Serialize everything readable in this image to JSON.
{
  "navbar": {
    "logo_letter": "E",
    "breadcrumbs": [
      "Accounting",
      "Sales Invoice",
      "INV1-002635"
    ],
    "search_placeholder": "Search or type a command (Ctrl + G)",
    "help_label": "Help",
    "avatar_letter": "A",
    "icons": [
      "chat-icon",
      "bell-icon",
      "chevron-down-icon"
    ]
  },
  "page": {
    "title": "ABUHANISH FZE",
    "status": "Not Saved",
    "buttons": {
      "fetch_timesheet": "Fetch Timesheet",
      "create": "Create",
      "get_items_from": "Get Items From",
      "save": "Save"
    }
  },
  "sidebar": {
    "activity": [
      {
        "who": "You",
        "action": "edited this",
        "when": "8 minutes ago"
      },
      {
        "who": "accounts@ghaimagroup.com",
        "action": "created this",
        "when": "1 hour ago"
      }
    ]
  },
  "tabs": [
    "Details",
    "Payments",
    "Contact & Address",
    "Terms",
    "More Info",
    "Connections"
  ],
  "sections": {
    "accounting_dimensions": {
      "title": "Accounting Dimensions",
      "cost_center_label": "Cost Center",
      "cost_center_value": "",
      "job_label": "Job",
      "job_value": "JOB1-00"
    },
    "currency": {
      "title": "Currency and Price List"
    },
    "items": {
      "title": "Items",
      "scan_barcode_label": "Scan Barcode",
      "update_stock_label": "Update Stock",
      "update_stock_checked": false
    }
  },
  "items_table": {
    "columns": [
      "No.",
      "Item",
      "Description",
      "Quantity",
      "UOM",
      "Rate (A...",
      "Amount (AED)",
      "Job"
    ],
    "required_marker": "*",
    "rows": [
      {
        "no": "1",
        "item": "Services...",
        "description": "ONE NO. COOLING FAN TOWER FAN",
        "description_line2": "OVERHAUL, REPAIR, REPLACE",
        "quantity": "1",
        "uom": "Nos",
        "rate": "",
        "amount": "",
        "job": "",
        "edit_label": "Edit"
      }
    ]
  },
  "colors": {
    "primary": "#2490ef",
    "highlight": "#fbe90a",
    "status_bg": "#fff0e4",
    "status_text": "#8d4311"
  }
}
--------------------
• Objective:
Among the entries above, how many lines hold the word "this"? Reply with only that number.

• Expected answer:
3